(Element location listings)
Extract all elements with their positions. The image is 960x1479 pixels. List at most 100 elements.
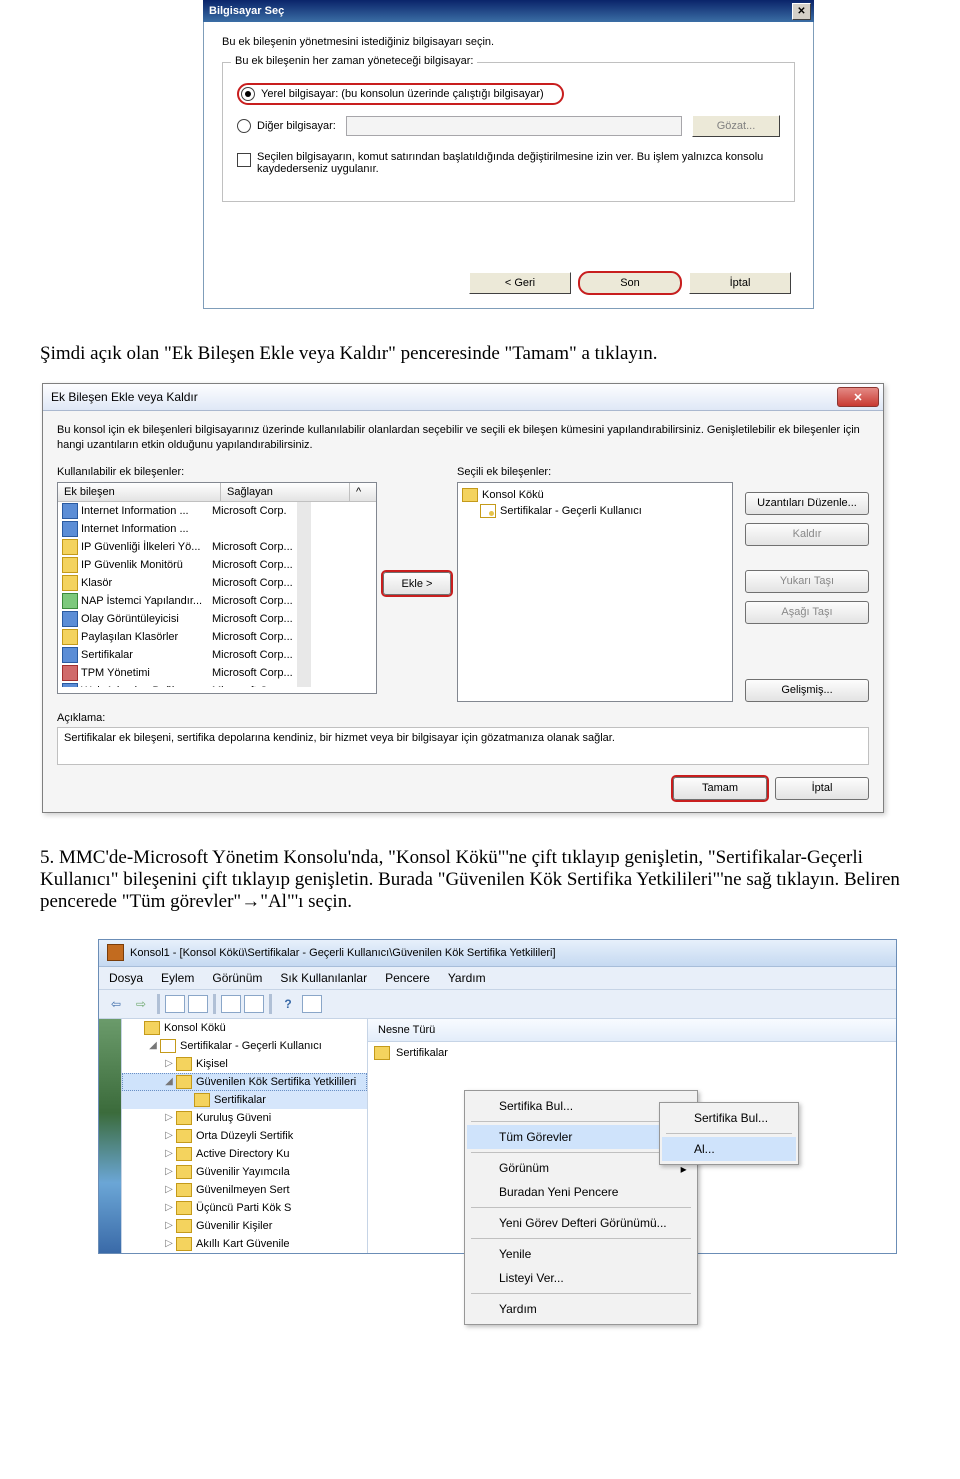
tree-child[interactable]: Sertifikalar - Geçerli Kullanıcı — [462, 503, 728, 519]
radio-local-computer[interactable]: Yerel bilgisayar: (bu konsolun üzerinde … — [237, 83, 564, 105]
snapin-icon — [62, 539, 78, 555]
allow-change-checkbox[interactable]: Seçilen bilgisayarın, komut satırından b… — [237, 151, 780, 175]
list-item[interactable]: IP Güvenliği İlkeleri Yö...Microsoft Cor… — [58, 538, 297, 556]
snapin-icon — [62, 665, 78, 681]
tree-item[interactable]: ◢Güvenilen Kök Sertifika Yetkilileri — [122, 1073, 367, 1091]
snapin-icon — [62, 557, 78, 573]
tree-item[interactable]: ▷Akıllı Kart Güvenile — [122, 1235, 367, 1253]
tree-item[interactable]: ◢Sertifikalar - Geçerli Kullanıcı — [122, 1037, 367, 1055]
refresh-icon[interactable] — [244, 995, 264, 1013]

Written instruction:
Reproduce every line of the material above character for character, leaving out the picture.

Exercise solution:
Extract all elements with their positions. The image is 960x1479 pixels. List at most 100 elements.
tree-child[interactable]: Sertifikalar - Geçerli Kullanıcı — [462, 503, 728, 519]
radio-local-computer[interactable]: Yerel bilgisayar: (bu konsolun üzerinde … — [237, 83, 564, 105]
snapin-icon — [62, 539, 78, 555]
allow-change-checkbox[interactable]: Seçilen bilgisayarın, komut satırından b… — [237, 151, 780, 175]
list-item[interactable]: IP Güvenliği İlkeleri Yö...Microsoft Cor… — [58, 538, 297, 556]
snapin-icon — [62, 665, 78, 681]
tree-item[interactable]: ◢Güvenilen Kök Sertifika Yetkilileri — [122, 1073, 367, 1091]
snapin-icon — [62, 557, 78, 573]
tree-item[interactable]: ▷Akıllı Kart Güvenile — [122, 1235, 367, 1253]
tree-item[interactable]: ◢Sertifikalar - Geçerli Kullanıcı — [122, 1037, 367, 1055]
refresh-icon[interactable] — [244, 995, 264, 1013]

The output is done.